### INPUT DATA

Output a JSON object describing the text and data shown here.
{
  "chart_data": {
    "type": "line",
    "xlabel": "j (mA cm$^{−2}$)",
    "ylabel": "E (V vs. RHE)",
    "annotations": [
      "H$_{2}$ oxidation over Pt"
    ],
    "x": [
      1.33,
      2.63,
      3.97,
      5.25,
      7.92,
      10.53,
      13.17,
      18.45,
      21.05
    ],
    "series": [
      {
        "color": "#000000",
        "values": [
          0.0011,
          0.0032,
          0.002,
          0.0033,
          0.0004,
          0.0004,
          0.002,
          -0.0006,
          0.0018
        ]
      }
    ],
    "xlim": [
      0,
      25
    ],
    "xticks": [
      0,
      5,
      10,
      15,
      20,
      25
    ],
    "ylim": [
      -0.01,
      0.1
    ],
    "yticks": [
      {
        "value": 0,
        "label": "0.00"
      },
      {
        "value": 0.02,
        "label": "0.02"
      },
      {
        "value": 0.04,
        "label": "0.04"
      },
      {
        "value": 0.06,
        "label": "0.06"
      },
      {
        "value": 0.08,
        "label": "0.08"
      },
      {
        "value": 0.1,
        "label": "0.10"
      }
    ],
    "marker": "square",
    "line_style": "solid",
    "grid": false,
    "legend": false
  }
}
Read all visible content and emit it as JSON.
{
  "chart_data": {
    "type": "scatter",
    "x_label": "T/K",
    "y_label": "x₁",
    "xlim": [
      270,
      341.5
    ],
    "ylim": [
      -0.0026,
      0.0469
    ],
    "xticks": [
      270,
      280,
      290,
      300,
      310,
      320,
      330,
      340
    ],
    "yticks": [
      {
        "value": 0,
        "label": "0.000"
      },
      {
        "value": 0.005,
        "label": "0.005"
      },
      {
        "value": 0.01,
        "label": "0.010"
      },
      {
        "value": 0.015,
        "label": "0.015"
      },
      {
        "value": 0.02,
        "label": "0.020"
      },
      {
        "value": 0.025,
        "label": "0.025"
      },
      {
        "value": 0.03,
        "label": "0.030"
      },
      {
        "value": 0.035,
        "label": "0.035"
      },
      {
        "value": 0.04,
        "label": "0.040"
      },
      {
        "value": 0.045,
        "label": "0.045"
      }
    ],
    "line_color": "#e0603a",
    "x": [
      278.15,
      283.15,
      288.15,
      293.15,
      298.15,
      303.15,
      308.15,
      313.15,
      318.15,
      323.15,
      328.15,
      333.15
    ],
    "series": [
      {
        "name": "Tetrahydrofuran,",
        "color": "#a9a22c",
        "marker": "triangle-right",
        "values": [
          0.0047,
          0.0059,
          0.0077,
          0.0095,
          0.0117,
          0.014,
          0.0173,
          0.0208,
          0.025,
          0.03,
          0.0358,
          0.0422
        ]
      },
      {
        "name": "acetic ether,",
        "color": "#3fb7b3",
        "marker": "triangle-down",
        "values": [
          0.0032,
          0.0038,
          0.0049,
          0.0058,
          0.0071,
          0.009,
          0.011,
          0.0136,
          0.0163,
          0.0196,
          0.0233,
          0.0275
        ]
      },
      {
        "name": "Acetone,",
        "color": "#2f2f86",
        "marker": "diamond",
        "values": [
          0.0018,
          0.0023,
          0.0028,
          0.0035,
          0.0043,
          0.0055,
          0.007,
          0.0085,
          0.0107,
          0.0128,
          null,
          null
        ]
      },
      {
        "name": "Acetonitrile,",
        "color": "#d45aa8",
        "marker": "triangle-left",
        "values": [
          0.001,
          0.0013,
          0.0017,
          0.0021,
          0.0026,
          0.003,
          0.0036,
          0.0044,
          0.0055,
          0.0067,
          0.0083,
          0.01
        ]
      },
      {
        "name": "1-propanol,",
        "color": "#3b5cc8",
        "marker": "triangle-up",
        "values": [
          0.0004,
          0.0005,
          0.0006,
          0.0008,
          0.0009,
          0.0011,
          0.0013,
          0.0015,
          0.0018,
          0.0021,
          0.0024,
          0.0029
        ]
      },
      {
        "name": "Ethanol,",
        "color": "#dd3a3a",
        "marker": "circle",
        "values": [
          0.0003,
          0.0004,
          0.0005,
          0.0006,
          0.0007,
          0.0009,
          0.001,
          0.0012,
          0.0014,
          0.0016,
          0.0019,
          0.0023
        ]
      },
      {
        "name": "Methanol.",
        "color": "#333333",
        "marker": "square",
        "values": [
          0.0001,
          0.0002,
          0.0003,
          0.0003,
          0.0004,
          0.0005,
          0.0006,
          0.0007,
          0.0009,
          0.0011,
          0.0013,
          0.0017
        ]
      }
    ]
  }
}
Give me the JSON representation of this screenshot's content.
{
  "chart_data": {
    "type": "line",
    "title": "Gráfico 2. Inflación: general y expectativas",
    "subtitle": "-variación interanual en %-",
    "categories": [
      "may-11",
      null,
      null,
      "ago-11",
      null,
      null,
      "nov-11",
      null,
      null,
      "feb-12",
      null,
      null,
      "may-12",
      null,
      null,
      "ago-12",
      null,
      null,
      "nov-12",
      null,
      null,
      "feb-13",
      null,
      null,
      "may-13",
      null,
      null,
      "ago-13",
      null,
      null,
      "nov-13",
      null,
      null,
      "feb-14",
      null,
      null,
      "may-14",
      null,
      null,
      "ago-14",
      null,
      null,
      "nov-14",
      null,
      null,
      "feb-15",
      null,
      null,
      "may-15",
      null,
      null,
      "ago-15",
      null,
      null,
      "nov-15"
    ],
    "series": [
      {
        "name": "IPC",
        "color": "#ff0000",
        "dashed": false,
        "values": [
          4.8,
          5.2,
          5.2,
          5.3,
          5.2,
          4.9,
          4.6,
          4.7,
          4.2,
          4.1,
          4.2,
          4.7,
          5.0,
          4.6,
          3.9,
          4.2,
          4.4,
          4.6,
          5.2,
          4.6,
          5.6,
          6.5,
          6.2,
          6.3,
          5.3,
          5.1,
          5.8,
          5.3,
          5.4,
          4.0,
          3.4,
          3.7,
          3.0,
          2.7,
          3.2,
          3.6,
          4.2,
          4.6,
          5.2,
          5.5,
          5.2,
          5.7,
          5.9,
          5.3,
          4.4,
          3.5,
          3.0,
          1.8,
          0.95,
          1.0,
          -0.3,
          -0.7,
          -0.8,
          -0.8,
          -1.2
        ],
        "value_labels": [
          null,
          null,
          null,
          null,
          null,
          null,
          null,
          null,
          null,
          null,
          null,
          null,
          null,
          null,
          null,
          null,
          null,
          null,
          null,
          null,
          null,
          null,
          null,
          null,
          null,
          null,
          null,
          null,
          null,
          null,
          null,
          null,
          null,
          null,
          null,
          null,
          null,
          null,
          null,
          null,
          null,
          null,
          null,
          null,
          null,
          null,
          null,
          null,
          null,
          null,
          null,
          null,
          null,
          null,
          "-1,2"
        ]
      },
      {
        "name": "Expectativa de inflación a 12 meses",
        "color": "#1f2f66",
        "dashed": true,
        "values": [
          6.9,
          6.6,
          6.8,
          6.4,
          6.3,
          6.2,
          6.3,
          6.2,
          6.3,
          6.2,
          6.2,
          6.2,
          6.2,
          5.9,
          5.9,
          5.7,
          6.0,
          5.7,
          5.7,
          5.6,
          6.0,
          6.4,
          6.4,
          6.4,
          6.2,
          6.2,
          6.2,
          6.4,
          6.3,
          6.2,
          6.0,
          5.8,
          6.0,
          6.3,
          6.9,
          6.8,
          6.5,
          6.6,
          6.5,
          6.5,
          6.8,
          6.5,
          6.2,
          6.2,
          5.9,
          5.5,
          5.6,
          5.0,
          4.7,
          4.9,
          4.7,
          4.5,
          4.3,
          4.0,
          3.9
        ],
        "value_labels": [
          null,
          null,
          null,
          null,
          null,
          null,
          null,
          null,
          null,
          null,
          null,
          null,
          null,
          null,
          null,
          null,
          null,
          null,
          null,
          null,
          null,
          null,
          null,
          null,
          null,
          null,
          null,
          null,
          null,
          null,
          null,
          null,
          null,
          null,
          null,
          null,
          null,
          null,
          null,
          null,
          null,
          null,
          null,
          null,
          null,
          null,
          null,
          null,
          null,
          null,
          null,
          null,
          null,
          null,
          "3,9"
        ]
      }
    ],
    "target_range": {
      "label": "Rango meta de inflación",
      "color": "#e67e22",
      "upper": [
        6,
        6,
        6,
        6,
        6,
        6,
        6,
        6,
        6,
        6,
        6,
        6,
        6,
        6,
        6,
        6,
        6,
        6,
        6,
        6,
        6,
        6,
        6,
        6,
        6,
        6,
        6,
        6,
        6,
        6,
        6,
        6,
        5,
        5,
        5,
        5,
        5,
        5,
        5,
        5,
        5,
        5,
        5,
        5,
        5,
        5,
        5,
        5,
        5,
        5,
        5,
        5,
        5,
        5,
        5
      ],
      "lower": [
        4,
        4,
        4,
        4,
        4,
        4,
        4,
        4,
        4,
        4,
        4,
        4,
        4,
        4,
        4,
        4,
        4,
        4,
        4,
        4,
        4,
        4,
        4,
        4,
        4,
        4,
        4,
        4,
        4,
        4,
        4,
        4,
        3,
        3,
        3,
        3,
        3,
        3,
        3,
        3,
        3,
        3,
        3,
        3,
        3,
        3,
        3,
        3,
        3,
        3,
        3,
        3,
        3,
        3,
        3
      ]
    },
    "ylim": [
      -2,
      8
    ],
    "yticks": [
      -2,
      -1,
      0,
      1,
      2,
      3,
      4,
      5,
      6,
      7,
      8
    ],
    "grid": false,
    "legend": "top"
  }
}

### TASK GOAL
Determine how many lines of this listing contain "marker", and give only the number.

### TASK RESPONSE
8